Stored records
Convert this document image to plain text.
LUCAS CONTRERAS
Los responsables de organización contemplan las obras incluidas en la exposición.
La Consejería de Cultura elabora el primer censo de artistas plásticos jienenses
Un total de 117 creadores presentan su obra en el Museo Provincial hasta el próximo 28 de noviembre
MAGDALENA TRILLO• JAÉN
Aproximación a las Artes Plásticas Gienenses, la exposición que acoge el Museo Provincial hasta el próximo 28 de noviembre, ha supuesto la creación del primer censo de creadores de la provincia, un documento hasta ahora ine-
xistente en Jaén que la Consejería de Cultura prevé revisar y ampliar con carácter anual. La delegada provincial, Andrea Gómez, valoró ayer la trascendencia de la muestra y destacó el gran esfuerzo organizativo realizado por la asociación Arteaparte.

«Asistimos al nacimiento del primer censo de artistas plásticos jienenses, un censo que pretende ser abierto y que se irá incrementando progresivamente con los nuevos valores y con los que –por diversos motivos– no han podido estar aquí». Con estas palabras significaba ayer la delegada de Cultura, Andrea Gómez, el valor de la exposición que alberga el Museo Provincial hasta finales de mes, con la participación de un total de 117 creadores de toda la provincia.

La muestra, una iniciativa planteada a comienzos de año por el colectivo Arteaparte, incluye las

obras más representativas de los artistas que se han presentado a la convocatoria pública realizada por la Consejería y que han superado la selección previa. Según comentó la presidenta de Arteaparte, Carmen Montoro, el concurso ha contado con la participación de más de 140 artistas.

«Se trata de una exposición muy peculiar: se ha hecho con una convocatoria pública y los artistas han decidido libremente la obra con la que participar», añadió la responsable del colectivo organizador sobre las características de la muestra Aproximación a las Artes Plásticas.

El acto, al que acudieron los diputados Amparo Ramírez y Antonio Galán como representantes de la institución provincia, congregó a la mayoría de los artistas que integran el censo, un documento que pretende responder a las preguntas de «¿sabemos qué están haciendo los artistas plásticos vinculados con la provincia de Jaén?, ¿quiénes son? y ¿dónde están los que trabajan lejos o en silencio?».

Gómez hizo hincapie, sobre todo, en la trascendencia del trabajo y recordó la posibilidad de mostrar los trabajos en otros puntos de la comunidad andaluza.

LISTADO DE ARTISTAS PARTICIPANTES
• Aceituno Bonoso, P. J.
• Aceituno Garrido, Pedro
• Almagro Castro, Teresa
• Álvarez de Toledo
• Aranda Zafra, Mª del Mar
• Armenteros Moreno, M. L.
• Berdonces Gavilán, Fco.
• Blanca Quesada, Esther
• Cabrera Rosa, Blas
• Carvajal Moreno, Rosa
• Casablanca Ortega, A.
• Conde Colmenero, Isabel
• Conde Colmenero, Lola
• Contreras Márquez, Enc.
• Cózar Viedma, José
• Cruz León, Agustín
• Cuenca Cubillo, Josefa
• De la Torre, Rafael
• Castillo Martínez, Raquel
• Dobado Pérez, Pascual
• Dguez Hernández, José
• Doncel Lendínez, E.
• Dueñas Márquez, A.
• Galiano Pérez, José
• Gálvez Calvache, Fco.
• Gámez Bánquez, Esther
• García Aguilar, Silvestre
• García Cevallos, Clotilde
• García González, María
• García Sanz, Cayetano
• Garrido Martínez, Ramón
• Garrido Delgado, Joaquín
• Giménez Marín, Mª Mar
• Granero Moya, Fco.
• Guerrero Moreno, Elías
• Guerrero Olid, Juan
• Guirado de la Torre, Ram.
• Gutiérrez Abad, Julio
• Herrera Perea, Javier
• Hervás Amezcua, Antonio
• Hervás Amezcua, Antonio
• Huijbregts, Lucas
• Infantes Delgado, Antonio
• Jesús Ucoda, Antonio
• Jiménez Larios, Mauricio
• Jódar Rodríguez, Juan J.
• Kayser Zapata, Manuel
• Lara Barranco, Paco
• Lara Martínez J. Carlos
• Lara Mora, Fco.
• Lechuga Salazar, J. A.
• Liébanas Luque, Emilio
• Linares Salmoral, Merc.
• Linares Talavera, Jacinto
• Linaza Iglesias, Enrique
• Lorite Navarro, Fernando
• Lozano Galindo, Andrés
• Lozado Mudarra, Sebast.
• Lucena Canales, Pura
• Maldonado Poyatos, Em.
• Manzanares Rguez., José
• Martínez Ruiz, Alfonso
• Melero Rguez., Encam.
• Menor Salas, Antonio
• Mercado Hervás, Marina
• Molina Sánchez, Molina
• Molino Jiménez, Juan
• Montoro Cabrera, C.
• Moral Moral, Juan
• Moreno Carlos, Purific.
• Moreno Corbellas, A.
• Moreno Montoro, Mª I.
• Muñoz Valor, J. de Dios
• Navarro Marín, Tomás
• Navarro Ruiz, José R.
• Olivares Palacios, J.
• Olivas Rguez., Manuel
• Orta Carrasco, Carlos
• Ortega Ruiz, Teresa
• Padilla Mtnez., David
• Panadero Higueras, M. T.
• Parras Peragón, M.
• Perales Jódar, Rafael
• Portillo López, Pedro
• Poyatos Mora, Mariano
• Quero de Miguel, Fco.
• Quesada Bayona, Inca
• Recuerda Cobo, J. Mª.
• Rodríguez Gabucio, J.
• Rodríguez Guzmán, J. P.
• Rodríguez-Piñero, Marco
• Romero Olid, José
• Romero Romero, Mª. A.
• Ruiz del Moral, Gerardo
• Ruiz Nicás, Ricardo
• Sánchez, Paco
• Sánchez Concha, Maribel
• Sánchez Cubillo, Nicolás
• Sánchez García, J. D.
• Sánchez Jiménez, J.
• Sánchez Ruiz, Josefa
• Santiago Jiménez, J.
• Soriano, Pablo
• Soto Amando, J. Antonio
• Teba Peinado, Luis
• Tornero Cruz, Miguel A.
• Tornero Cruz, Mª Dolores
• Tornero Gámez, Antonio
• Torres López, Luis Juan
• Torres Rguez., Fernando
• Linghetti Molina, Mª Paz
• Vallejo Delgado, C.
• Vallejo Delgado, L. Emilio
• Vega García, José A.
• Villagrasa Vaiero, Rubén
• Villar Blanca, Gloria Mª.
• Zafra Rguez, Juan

Exercise goal:
Tally the lines of the listing in which the word "Moreno" occurs, and state the total alone.

Task answer:
6